__WORK TO BE COMPLETED__
Using the data below, copy every line that contains the word "version".

- - -

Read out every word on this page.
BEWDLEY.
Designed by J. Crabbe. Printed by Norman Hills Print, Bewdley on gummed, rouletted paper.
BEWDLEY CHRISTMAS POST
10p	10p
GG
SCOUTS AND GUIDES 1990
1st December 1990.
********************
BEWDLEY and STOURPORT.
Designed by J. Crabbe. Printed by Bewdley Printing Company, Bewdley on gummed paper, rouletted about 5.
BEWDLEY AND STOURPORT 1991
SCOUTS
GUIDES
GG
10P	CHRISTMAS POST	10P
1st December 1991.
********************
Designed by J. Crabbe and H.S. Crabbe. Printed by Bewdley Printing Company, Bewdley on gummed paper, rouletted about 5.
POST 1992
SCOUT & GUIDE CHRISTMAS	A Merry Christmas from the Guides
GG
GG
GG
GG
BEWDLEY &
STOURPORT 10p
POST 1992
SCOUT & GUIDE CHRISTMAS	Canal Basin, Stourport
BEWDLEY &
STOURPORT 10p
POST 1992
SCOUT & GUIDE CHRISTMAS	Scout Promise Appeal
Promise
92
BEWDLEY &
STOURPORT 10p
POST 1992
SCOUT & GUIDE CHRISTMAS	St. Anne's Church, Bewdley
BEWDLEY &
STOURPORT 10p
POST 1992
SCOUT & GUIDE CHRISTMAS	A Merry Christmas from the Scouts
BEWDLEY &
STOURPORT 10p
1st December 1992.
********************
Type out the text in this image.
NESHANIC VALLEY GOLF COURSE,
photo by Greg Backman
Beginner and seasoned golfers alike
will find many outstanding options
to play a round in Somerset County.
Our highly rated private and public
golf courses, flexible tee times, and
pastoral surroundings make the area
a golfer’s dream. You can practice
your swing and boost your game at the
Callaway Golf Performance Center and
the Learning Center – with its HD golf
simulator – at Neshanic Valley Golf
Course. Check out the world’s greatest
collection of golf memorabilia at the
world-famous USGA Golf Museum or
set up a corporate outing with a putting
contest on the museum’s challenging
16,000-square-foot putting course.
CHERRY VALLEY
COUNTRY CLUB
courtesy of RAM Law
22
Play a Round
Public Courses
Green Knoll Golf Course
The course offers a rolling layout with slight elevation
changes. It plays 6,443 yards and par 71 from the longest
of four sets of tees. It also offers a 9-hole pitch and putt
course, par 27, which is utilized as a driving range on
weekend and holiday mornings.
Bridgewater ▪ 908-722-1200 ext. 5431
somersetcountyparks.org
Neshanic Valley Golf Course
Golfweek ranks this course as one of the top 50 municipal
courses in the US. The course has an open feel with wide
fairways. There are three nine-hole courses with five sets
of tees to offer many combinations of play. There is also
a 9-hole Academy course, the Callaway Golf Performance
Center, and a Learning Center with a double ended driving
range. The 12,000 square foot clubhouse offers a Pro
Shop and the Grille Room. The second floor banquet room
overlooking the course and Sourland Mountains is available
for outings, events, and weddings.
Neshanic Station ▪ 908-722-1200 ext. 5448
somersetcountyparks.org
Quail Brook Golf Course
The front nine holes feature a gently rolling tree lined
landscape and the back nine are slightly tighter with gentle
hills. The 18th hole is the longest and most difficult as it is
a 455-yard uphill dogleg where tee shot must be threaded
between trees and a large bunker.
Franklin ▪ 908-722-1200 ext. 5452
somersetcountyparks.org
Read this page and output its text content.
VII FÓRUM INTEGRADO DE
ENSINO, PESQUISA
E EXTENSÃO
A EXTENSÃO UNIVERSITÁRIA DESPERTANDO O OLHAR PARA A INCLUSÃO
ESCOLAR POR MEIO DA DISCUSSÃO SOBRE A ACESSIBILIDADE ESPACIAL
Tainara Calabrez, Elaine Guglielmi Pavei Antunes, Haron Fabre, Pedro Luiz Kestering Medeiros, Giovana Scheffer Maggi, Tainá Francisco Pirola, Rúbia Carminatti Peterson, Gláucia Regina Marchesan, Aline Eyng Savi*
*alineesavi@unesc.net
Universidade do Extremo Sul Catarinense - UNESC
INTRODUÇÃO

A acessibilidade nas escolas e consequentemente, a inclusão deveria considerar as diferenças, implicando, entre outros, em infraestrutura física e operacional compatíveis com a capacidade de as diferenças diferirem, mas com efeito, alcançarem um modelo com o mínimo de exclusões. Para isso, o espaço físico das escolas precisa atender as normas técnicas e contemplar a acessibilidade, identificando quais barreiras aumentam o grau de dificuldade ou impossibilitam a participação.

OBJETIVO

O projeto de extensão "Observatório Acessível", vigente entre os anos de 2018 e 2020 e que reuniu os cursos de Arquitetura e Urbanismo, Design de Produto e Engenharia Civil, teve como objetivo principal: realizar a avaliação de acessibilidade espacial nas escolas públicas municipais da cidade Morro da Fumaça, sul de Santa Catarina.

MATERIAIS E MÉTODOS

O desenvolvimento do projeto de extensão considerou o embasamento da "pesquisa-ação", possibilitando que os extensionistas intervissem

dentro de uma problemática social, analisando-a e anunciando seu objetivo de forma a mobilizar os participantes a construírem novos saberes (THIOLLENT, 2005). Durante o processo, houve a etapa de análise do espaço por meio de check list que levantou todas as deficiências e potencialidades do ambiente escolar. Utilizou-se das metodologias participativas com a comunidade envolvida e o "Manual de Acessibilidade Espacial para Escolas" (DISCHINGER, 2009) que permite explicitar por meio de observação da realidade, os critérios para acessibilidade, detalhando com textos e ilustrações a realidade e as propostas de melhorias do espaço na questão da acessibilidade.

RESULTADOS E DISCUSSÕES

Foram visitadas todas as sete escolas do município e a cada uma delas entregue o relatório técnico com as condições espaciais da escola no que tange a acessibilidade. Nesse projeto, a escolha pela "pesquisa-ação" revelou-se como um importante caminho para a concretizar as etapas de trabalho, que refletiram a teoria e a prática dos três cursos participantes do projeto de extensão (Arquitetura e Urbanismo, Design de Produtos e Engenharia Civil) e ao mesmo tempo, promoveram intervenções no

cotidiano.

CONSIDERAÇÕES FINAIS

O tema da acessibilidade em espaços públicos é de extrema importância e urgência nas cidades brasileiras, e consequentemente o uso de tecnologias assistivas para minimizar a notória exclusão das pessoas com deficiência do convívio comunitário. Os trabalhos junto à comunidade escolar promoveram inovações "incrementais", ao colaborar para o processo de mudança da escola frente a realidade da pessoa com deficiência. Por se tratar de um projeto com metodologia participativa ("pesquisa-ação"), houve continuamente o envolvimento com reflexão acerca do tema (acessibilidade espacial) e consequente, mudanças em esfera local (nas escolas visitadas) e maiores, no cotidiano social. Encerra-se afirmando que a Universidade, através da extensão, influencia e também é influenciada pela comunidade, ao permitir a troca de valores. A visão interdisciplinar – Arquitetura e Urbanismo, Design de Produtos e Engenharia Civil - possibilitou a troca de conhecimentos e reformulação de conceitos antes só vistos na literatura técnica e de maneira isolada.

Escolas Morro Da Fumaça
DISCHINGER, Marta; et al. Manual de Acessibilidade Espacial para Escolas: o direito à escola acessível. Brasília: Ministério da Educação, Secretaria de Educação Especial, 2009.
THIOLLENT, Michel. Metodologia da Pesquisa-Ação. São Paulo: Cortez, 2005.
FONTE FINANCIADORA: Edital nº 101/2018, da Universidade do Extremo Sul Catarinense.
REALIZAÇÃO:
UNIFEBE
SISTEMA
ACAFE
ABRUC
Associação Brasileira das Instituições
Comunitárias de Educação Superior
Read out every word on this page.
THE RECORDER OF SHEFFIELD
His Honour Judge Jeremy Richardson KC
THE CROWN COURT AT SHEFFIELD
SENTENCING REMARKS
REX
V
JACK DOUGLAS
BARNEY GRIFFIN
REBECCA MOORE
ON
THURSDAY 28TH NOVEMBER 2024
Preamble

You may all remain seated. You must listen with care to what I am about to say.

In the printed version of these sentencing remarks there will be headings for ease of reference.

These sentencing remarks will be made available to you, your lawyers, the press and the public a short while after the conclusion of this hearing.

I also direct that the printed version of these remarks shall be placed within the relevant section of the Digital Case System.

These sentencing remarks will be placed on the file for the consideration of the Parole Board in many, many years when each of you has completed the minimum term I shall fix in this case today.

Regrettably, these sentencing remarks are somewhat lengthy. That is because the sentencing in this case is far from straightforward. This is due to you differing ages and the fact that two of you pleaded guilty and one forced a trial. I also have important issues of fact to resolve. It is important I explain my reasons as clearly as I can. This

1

- - -

__EXERCISE ANSWER__
In the printed version of these sentencing remarks there will be headings for ease of reference.
I also direct that the printed version of these remarks shall be placed within the relevant section of the Digital Case System.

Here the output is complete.